## Given exercise
Write out the material exactly. Do not include the pictures.

## Material for this exercise

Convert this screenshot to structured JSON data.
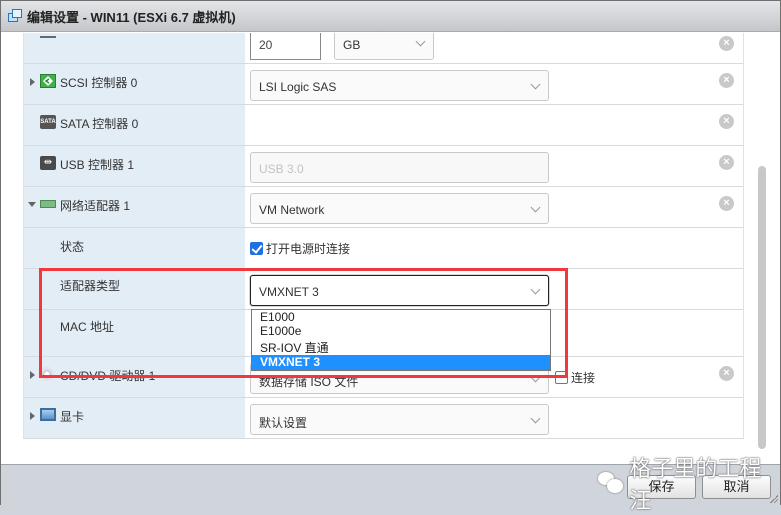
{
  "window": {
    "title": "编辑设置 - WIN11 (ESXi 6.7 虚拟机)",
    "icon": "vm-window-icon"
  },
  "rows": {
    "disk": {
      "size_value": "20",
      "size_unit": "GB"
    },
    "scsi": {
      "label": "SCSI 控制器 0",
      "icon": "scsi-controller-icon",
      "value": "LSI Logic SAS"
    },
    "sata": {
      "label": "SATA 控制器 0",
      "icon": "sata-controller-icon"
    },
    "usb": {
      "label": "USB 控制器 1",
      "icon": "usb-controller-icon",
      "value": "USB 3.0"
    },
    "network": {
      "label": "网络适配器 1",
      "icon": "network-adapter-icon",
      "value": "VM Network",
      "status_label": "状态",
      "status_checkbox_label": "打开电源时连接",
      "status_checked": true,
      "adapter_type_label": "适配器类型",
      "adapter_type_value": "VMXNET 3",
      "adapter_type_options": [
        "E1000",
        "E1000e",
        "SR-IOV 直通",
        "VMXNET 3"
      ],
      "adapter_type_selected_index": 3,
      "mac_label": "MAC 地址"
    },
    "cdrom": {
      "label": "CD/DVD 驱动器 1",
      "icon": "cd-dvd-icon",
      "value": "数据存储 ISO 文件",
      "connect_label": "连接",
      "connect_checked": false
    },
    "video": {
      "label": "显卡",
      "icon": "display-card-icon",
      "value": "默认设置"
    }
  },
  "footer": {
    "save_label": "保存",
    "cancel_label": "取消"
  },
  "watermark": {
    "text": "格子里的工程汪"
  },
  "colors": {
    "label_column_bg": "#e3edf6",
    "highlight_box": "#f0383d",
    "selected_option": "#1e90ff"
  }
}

## Result of this exercise
Convert this screenshot to structured JSON data.
{
  "window": {
    "title": "编辑设置 - WIN11 (ESXi 6.7 虚拟机)",
    "icon": "vm-window-icon"
  },
  "rows": {
    "disk": {
      "size_value": "20",
      "size_unit": "GB"
    },
    "scsi": {
      "label": "SCSI 控制器 0",
      "icon": "scsi-controller-icon",
      "value": "LSI Logic SAS"
    },
    "sata": {
      "label": "SATA 控制器 0",
      "icon": "sata-controller-icon"
    },
    "usb": {
      "label": "USB 控制器 1",
      "icon": "usb-controller-icon",
      "value": "USB 3.0"
    },
    "network": {
      "label": "网络适配器 1",
      "icon": "network-adapter-icon",
      "value": "VM Network",
      "status_label": "状态",
      "status_checkbox_label": "打开电源时连接",
      "status_checked": true,
      "adapter_type_label": "适配器类型",
      "adapter_type_value": "VMXNET 3",
      "adapter_type_options": [
        "E1000",
        "E1000e",
        "SR-IOV 直通",
        "VMXNET 3"
      ],
      "adapter_type_selected_index": 3,
      "mac_label": "MAC 地址"
    },
    "cdrom": {
      "label": "CD/DVD 驱动器 1",
      "icon": "cd-dvd-icon",
      "value": "数据存储 ISO 文件",
      "connect_label": "连接",
      "connect_checked": false
    },
    "video": {
      "label": "显卡",
      "icon": "display-card-icon",
      "value": "默认设置"
    }
  },
  "footer": {
    "save_label": "保存",
    "cancel_label": "取消"
  },
  "watermark": {
    "text": "格子里的工程汪"
  },
  "colors": {
    "label_column_bg": "#e3edf6",
    "highlight_box": "#f0383d",
    "selected_option": "#1e90ff"
  }
}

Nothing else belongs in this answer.